[Your objective] Restate the records below word for word, and omit the images they hold.

[Dataset]
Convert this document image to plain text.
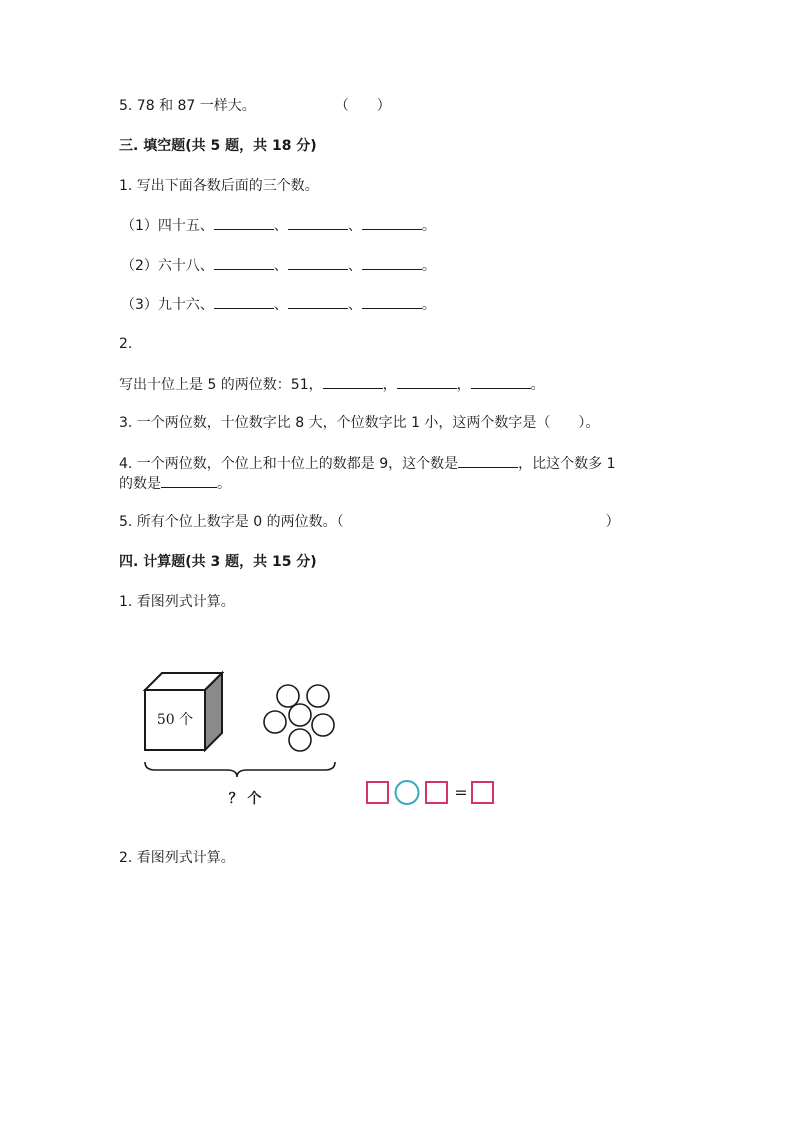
5. 78 和 87 一样大。	（　　）
三. 填空题(共 5 题，共 18 分)
1. 写出下面各数后面的三个数。
（1）四十五、	、	、	。
（2）六十八、	、	、	。
（3）九十六、	、	、	。
2.
写出十位上是 5 的两位数：51，	，	，	。
3. 一个两位数，十位数字比 8 大，个位数字比 1 小，这两个数字是（　　）。
4. 一个两位数，个位上和十位上的数都是 9，这个数是	，比这个数多 1
的数是	。
5. 所有个位上数字是 0 的两位数。（	）
四. 计算题(共 3 题，共 15 分)
1. 看图列式计算。
50 个
？ 个	=
2. 看图列式计算。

[Task solution]
Convert this document image to plain text.
5. 78 和 87 一样大。	（　　）
三. 填空题(共 5 题，共 18 分)
1. 写出下面各数后面的三个数。
（1）四十五、	、	、	。
（2）六十八、	、	、	。
（3）九十六、	、	、	。
2.
写出十位上是 5 的两位数：51，	，	，	。
3. 一个两位数，十位数字比 8 大，个位数字比 1 小，这两个数字是（　　）。
4. 一个两位数，个位上和十位上的数都是 9，这个数是	，比这个数多 1
的数是	。
5. 所有个位上数字是 0 的两位数。（	）
四. 计算题(共 3 题，共 15 分)
1. 看图列式计算。
50 个
？ 个	=
2. 看图列式计算。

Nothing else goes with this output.